- [Stated task]: From the entries below, copy every line that holds the word "this".

──────── Material ────────

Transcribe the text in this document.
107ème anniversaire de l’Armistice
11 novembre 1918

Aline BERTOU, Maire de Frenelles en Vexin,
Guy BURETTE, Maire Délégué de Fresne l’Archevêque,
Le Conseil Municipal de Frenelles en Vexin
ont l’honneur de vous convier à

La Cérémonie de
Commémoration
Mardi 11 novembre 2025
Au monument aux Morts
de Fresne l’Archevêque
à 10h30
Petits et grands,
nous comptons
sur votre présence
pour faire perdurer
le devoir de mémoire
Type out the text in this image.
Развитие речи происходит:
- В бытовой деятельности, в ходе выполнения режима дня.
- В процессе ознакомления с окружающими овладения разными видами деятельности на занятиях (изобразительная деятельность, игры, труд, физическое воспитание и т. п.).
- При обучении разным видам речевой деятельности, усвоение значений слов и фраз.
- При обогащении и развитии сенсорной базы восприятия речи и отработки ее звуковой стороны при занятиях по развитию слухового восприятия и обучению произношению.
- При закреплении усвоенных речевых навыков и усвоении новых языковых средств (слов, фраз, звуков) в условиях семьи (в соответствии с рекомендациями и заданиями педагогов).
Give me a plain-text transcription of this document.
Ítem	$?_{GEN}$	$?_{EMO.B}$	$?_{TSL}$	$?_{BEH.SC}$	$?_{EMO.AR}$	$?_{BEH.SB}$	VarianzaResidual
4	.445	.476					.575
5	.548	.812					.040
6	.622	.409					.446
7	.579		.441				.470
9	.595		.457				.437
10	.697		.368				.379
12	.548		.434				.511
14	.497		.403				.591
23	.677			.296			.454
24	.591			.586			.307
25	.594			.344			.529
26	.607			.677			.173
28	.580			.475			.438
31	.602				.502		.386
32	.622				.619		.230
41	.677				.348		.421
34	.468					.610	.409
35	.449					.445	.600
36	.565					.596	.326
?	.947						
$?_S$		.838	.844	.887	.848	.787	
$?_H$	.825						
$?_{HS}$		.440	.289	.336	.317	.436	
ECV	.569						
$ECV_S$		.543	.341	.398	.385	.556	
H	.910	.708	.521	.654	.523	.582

────────

- [Task solution]:
Transcribe the text in this document.
Type out the text in this image.
Give me a plain-text transcription of this document.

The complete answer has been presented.